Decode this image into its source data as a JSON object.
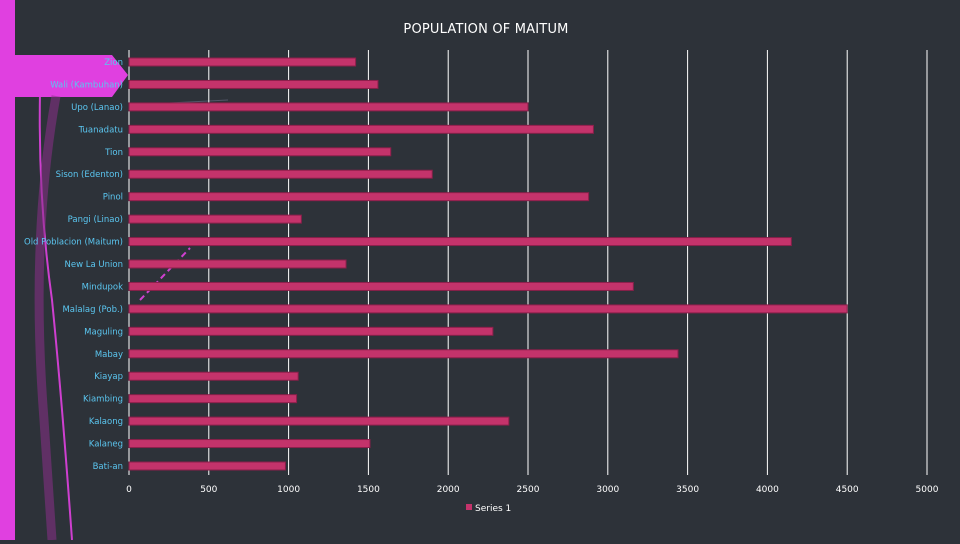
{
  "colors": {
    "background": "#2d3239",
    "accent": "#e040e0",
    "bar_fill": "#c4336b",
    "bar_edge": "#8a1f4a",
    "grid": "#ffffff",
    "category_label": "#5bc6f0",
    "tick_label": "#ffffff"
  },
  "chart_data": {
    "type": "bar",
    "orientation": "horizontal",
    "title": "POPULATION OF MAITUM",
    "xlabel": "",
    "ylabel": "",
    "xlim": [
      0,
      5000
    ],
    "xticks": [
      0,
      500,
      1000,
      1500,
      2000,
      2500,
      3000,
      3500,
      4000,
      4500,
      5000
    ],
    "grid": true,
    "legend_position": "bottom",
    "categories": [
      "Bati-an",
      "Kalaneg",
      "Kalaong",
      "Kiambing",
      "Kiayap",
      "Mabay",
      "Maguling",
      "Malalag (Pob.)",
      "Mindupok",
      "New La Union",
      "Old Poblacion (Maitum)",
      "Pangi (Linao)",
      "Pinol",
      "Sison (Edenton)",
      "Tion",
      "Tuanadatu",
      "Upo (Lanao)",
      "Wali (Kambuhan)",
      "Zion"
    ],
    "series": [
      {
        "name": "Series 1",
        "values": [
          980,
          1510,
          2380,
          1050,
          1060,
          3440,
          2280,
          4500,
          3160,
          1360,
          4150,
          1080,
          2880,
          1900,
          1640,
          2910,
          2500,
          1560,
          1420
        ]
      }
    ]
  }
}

## YOUR GOAL
Output every entry verbatim. Pictures do not belong in the copy.

## RESULT OF THE EXERCISE
Decode this image into its source data as a JSON object.
{
  "colors": {
    "background": "#2d3239",
    "accent": "#e040e0",
    "bar_fill": "#c4336b",
    "bar_edge": "#8a1f4a",
    "grid": "#ffffff",
    "category_label": "#5bc6f0",
    "tick_label": "#ffffff"
  },
  "chart_data": {
    "type": "bar",
    "orientation": "horizontal",
    "title": "POPULATION OF MAITUM",
    "xlabel": "",
    "ylabel": "",
    "xlim": [
      0,
      5000
    ],
    "xticks": [
      0,
      500,
      1000,
      1500,
      2000,
      2500,
      3000,
      3500,
      4000,
      4500,
      5000
    ],
    "grid": true,
    "legend_position": "bottom",
    "categories": [
      "Bati-an",
      "Kalaneg",
      "Kalaong",
      "Kiambing",
      "Kiayap",
      "Mabay",
      "Maguling",
      "Malalag (Pob.)",
      "Mindupok",
      "New La Union",
      "Old Poblacion (Maitum)",
      "Pangi (Linao)",
      "Pinol",
      "Sison (Edenton)",
      "Tion",
      "Tuanadatu",
      "Upo (Lanao)",
      "Wali (Kambuhan)",
      "Zion"
    ],
    "series": [
      {
        "name": "Series 1",
        "values": [
          980,
          1510,
          2380,
          1050,
          1060,
          3440,
          2280,
          4500,
          3160,
          1360,
          4150,
          1080,
          2880,
          1900,
          1640,
          2910,
          2500,
          1560,
          1420
        ]
      }
    ]
  }
}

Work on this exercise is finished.